Pictures stay out; everything else in the records below is copied exactly.

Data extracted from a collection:
________________________________________

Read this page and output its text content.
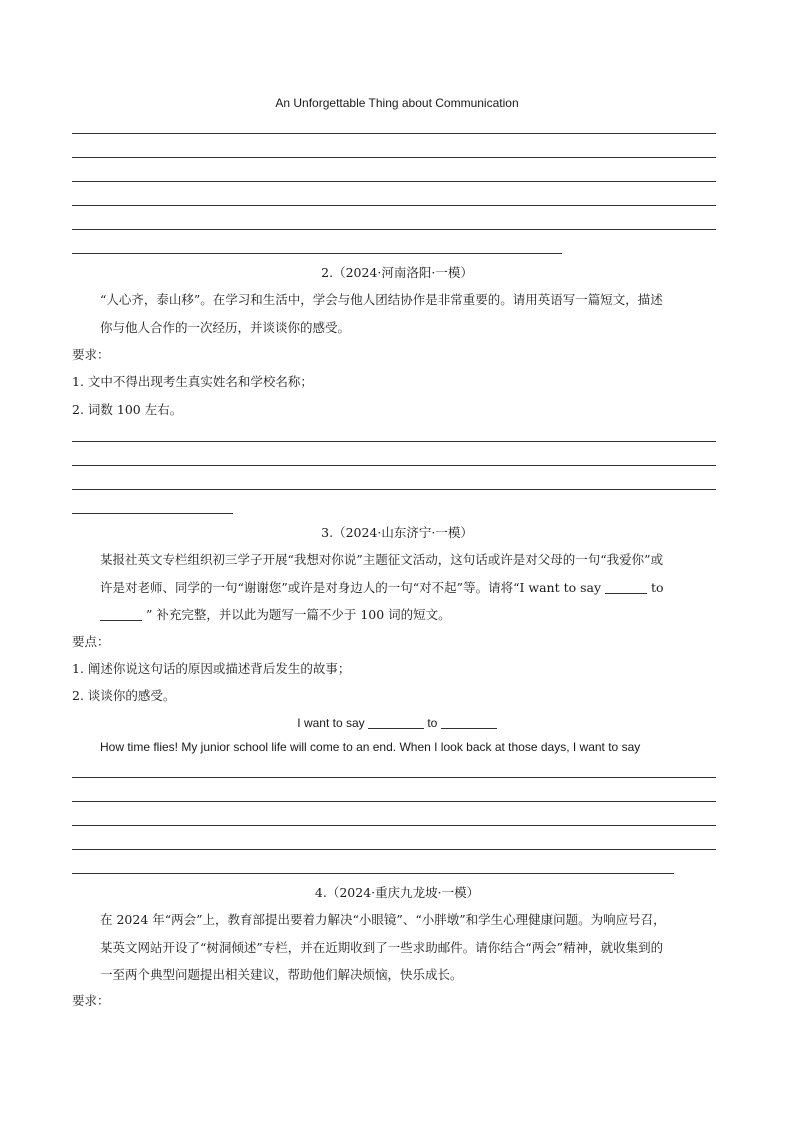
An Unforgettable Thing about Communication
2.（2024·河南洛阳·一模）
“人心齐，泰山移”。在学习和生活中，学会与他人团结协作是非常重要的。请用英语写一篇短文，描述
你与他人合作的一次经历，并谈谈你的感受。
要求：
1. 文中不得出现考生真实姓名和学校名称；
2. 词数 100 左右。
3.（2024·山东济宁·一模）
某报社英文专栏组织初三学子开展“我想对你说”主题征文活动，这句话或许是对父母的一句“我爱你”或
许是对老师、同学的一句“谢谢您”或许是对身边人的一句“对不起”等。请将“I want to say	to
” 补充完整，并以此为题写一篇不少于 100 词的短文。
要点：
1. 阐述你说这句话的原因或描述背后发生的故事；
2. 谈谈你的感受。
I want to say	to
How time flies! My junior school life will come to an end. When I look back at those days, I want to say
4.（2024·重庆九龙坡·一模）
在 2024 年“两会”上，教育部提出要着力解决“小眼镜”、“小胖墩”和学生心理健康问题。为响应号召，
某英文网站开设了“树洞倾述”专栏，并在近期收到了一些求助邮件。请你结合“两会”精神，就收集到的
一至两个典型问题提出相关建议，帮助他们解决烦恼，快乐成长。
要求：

________________________________________

Output of the exercise:
Read this page and output its text content.
An Unforgettable Thing about Communication
2.（2024·河南洛阳·一模）
“人心齐，泰山移”。在学习和生活中，学会与他人团结协作是非常重要的。请用英语写一篇短文，描述
你与他人合作的一次经历，并谈谈你的感受。
要求：
1. 文中不得出现考生真实姓名和学校名称；
2. 词数 100 左右。
3.（2024·山东济宁·一模）
某报社英文专栏组织初三学子开展“我想对你说”主题征文活动，这句话或许是对父母的一句“我爱你”或
许是对老师、同学的一句“谢谢您”或许是对身边人的一句“对不起”等。请将“I want to say	to
” 补充完整，并以此为题写一篇不少于 100 词的短文。
要点：
1. 阐述你说这句话的原因或描述背后发生的故事；
2. 谈谈你的感受。
I want to say	to
How time flies! My junior school life will come to an end. When I look back at those days, I want to say
4.（2024·重庆九龙坡·一模）
在 2024 年“两会”上，教育部提出要着力解决“小眼镜”、“小胖墩”和学生心理健康问题。为响应号召，
某英文网站开设了“树洞倾述”专栏，并在近期收到了一些求助邮件。请你结合“两会”精神，就收集到的
一至两个典型问题提出相关建议，帮助他们解决烦恼，快乐成长。
要求：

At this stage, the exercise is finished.